Exercise prompt » Each entry below is to be written out exactly, and the pictures are to be left out.

Exercise material »
-- Opening Marker --
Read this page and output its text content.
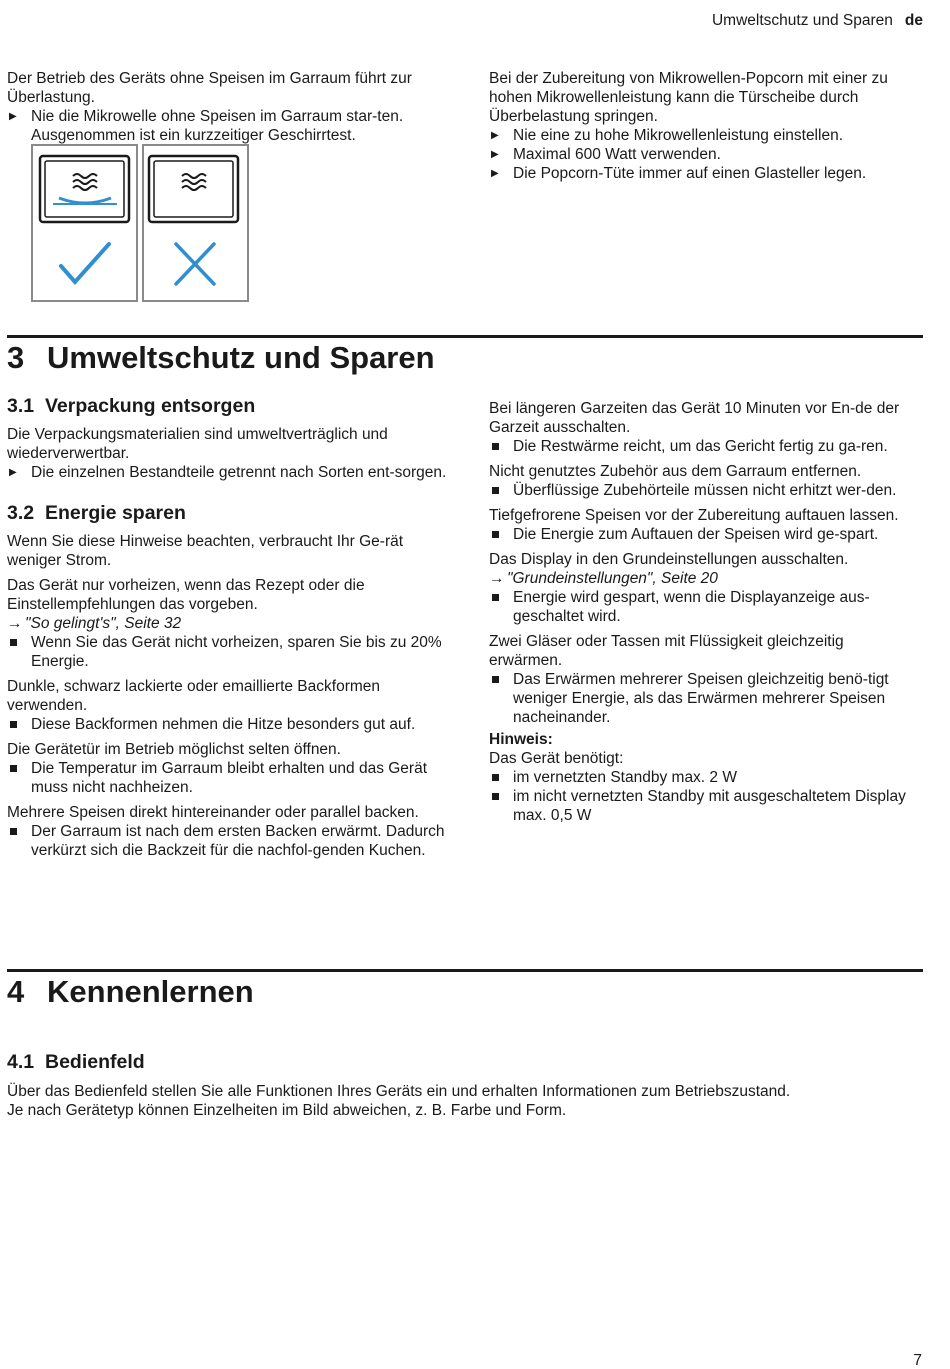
Umweltschutz und Sparen de

Der Betrieb des Geräts ohne Speisen im Garraum führt zur Überlastung.

▶ Nie die Mikrowelle ohne Speisen im Garraum star-ten. Ausgenommen ist ein kurzzeitiger Geschirrtest.

Bei der Zubereitung von Mikrowellen-Popcorn mit einer zu hohen Mikrowellenleistung kann die Türscheibe durch Überbelastung springen.

▶ Nie eine zu hohe Mikrowellenleistung einstellen.
▶ Maximal 600 Watt verwenden.
▶ Die Popcorn-Tüte immer auf einen Glasteller legen.
3 Umweltschutz und Sparen
3.1 Verpackung entsorgen

Die Verpackungsmaterialien sind umweltverträglich und wiederverwertbar.

▶ Die einzelnen Bestandteile getrennt nach Sorten ent-sorgen.
3.2 Energie sparen

Wenn Sie diese Hinweise beachten, verbraucht Ihr Ge-rät weniger Strom.

Das Gerät nur vorheizen, wenn das Rezept oder die Einstellempfehlungen das vorgeben.

→ "So gelingt's", Seite 32
Wenn Sie das Gerät nicht vorheizen, sparen Sie bis zu 20% Energie.

Dunkle, schwarz lackierte oder emaillierte Backformen verwenden.

Diese Backformen nehmen die Hitze besonders gut auf.

Die Gerätetür im Betrieb möglichst selten öffnen.

Die Temperatur im Garraum bleibt erhalten und das Gerät muss nicht nachheizen.

Mehrere Speisen direkt hintereinander oder parallel backen.

Der Garraum ist nach dem ersten Backen erwärmt. Dadurch verkürzt sich die Backzeit für die nachfol-genden Kuchen.

Bei längeren Garzeiten das Gerät 10 Minuten vor En-de der Garzeit ausschalten.

Die Restwärme reicht, um das Gericht fertig zu ga-ren.

Nicht genutztes Zubehör aus dem Garraum entfernen.

Überflüssige Zubehörteile müssen nicht erhitzt wer-den.

Tiefgefrorene Speisen vor der Zubereitung auftauen lassen.

Die Energie zum Auftauen der Speisen wird ge-spart.

Das Display in den Grundeinstellungen ausschalten.

→ "Grundeinstellungen", Seite 20
Energie wird gespart, wenn die Displayanzeige aus-geschaltet wird.

Zwei Gläser oder Tassen mit Flüssigkeit gleichzeitig erwärmen.

Das Erwärmen mehrerer Speisen gleichzeitig benö-tigt weniger Energie, als das Erwärmen mehrerer Speisen nacheinander.

Hinweis:

Das Gerät benötigt:

im vernetzten Standby max. 2 W
im nicht vernetzten Standby mit ausgeschaltetem Display max. 0,5 W
4 Kennenlernen
4.1 Bedienfeld

Über das Bedienfeld stellen Sie alle Funktionen Ihres Geräts ein und erhalten Informationen zum Betriebszustand.

Je nach Gerätetyp können Einzelheiten im Bild abweichen, z. B. Farbe und Form.

7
-- Closing Marker --
Solved exercise »
Read this page and output its text content.
Umweltschutz und Sparen de

Der Betrieb des Geräts ohne Speisen im Garraum führt zur Überlastung.

▶ Nie die Mikrowelle ohne Speisen im Garraum star-ten. Ausgenommen ist ein kurzzeitiger Geschirrtest.

Bei der Zubereitung von Mikrowellen-Popcorn mit einer zu hohen Mikrowellenleistung kann die Türscheibe durch Überbelastung springen.

▶ Nie eine zu hohe Mikrowellenleistung einstellen.
▶ Maximal 600 Watt verwenden.
▶ Die Popcorn-Tüte immer auf einen Glasteller legen.
3 Umweltschutz und Sparen
3.1 Verpackung entsorgen

Die Verpackungsmaterialien sind umweltverträglich und wiederverwertbar.

▶ Die einzelnen Bestandteile getrennt nach Sorten ent-sorgen.
3.2 Energie sparen

Wenn Sie diese Hinweise beachten, verbraucht Ihr Ge-rät weniger Strom.

Das Gerät nur vorheizen, wenn das Rezept oder die Einstellempfehlungen das vorgeben.

→ "So gelingt's", Seite 32
Wenn Sie das Gerät nicht vorheizen, sparen Sie bis zu 20% Energie.

Dunkle, schwarz lackierte oder emaillierte Backformen verwenden.

Diese Backformen nehmen die Hitze besonders gut auf.

Die Gerätetür im Betrieb möglichst selten öffnen.

Die Temperatur im Garraum bleibt erhalten und das Gerät muss nicht nachheizen.

Mehrere Speisen direkt hintereinander oder parallel backen.

Der Garraum ist nach dem ersten Backen erwärmt. Dadurch verkürzt sich die Backzeit für die nachfol-genden Kuchen.

Bei längeren Garzeiten das Gerät 10 Minuten vor En-de der Garzeit ausschalten.

Die Restwärme reicht, um das Gericht fertig zu ga-ren.

Nicht genutztes Zubehör aus dem Garraum entfernen.

Überflüssige Zubehörteile müssen nicht erhitzt wer-den.

Tiefgefrorene Speisen vor der Zubereitung auftauen lassen.

Die Energie zum Auftauen der Speisen wird ge-spart.

Das Display in den Grundeinstellungen ausschalten.

→ "Grundeinstellungen", Seite 20
Energie wird gespart, wenn die Displayanzeige aus-geschaltet wird.

Zwei Gläser oder Tassen mit Flüssigkeit gleichzeitig erwärmen.

Das Erwärmen mehrerer Speisen gleichzeitig benö-tigt weniger Energie, als das Erwärmen mehrerer Speisen nacheinander.

Hinweis:

Das Gerät benötigt:

im vernetzten Standby max. 2 W
im nicht vernetzten Standby mit ausgeschaltetem Display max. 0,5 W
4 Kennenlernen
4.1 Bedienfeld

Über das Bedienfeld stellen Sie alle Funktionen Ihres Geräts ein und erhalten Informationen zum Betriebszustand.

Je nach Gerätetyp können Einzelheiten im Bild abweichen, z. B. Farbe und Form.

7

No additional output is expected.